Goal:
Quote every line as given.

++++++++++

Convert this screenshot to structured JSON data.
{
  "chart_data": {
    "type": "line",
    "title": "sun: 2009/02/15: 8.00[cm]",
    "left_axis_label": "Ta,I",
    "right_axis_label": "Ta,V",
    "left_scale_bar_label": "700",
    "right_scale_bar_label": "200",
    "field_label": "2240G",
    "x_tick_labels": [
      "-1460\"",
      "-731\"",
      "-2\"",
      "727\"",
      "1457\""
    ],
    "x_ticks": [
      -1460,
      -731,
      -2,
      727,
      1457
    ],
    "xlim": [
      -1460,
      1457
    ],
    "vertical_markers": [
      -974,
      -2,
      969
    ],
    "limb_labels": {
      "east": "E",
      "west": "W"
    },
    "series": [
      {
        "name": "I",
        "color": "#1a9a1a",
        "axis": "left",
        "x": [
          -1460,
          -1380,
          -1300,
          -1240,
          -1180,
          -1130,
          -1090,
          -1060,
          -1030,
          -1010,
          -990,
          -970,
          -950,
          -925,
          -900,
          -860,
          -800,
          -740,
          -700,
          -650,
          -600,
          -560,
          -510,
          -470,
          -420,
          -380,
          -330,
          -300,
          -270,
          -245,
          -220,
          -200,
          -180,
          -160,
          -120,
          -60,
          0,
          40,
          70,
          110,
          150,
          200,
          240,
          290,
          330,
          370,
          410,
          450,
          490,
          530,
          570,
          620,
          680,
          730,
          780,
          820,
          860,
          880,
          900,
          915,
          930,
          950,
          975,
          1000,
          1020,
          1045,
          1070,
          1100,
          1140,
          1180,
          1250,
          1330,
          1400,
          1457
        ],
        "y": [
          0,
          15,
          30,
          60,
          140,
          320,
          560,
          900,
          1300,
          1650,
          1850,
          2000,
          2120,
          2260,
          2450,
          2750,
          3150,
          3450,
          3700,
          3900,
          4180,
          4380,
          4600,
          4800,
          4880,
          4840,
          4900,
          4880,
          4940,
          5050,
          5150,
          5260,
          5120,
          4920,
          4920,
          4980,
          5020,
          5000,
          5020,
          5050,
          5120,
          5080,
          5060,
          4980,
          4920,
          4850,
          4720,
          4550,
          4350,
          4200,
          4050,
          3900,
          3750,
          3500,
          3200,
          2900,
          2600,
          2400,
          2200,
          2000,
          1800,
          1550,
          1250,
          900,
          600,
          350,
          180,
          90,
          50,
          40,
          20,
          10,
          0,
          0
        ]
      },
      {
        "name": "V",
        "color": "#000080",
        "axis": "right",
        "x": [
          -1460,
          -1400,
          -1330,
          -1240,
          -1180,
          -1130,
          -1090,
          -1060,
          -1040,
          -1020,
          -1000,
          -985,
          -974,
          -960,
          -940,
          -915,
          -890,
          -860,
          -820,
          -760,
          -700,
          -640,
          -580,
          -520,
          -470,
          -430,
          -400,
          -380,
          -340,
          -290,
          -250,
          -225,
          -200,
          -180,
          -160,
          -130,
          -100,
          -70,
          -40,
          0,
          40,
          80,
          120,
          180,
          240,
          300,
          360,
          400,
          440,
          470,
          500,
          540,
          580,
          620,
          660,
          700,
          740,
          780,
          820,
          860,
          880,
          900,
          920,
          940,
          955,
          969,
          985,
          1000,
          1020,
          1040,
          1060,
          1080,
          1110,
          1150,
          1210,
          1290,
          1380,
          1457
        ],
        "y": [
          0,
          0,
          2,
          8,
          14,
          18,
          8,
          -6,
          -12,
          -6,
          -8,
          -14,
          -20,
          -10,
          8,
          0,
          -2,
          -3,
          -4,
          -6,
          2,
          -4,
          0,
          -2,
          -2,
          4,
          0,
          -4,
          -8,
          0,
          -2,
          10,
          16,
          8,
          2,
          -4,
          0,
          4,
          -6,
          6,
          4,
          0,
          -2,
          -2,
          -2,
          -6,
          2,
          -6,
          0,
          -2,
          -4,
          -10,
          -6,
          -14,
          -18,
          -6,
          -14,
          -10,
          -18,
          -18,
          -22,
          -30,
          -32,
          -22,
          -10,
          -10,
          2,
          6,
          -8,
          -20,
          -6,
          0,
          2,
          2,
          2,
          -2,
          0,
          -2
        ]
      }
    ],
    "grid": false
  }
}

++++++++++

Expected answer:
Convert this screenshot to structured JSON data.
{
  "chart_data": {
    "type": "line",
    "title": "sun: 2009/02/15: 8.00[cm]",
    "left_axis_label": "Ta,I",
    "right_axis_label": "Ta,V",
    "left_scale_bar_label": "700",
    "right_scale_bar_label": "200",
    "field_label": "2240G",
    "x_tick_labels": [
      "-1460\"",
      "-731\"",
      "-2\"",
      "727\"",
      "1457\""
    ],
    "x_ticks": [
      -1460,
      -731,
      -2,
      727,
      1457
    ],
    "xlim": [
      -1460,
      1457
    ],
    "vertical_markers": [
      -974,
      -2,
      969
    ],
    "limb_labels": {
      "east": "E",
      "west": "W"
    },
    "series": [
      {
        "name": "I",
        "color": "#1a9a1a",
        "axis": "left",
        "x": [
          -1460,
          -1380,
          -1300,
          -1240,
          -1180,
          -1130,
          -1090,
          -1060,
          -1030,
          -1010,
          -990,
          -970,
          -950,
          -925,
          -900,
          -860,
          -800,
          -740,
          -700,
          -650,
          -600,
          -560,
          -510,
          -470,
          -420,
          -380,
          -330,
          -300,
          -270,
          -245,
          -220,
          -200,
          -180,
          -160,
          -120,
          -60,
          0,
          40,
          70,
          110,
          150,
          200,
          240,
          290,
          330,
          370,
          410,
          450,
          490,
          530,
          570,
          620,
          680,
          730,
          780,
          820,
          860,
          880,
          900,
          915,
          930,
          950,
          975,
          1000,
          1020,
          1045,
          1070,
          1100,
          1140,
          1180,
          1250,
          1330,
          1400,
          1457
        ],
        "y": [
          0,
          15,
          30,
          60,
          140,
          320,
          560,
          900,
          1300,
          1650,
          1850,
          2000,
          2120,
          2260,
          2450,
          2750,
          3150,
          3450,
          3700,
          3900,
          4180,
          4380,
          4600,
          4800,
          4880,
          4840,
          4900,
          4880,
          4940,
          5050,
          5150,
          5260,
          5120,
          4920,
          4920,
          4980,
          5020,
          5000,
          5020,
          5050,
          5120,
          5080,
          5060,
          4980,
          4920,
          4850,
          4720,
          4550,
          4350,
          4200,
          4050,
          3900,
          3750,
          3500,
          3200,
          2900,
          2600,
          2400,
          2200,
          2000,
          1800,
          1550,
          1250,
          900,
          600,
          350,
          180,
          90,
          50,
          40,
          20,
          10,
          0,
          0
        ]
      },
      {
        "name": "V",
        "color": "#000080",
        "axis": "right",
        "x": [
          -1460,
          -1400,
          -1330,
          -1240,
          -1180,
          -1130,
          -1090,
          -1060,
          -1040,
          -1020,
          -1000,
          -985,
          -974,
          -960,
          -940,
          -915,
          -890,
          -860,
          -820,
          -760,
          -700,
          -640,
          -580,
          -520,
          -470,
          -430,
          -400,
          -380,
          -340,
          -290,
          -250,
          -225,
          -200,
          -180,
          -160,
          -130,
          -100,
          -70,
          -40,
          0,
          40,
          80,
          120,
          180,
          240,
          300,
          360,
          400,
          440,
          470,
          500,
          540,
          580,
          620,
          660,
          700,
          740,
          780,
          820,
          860,
          880,
          900,
          920,
          940,
          955,
          969,
          985,
          1000,
          1020,
          1040,
          1060,
          1080,
          1110,
          1150,
          1210,
          1290,
          1380,
          1457
        ],
        "y": [
          0,
          0,
          2,
          8,
          14,
          18,
          8,
          -6,
          -12,
          -6,
          -8,
          -14,
          -20,
          -10,
          8,
          0,
          -2,
          -3,
          -4,
          -6,
          2,
          -4,
          0,
          -2,
          -2,
          4,
          0,
          -4,
          -8,
          0,
          -2,
          10,
          16,
          8,
          2,
          -4,
          0,
          4,
          -6,
          6,
          4,
          0,
          -2,
          -2,
          -2,
          -6,
          2,
          -6,
          0,
          -2,
          -4,
          -10,
          -6,
          -14,
          -18,
          -6,
          -14,
          -10,
          -18,
          -18,
          -22,
          -30,
          -32,
          -22,
          -10,
          -10,
          2,
          6,
          -8,
          -20,
          -6,
          0,
          2,
          2,
          2,
          -2,
          0,
          -2
        ]
      }
    ],
    "grid": false
  }
}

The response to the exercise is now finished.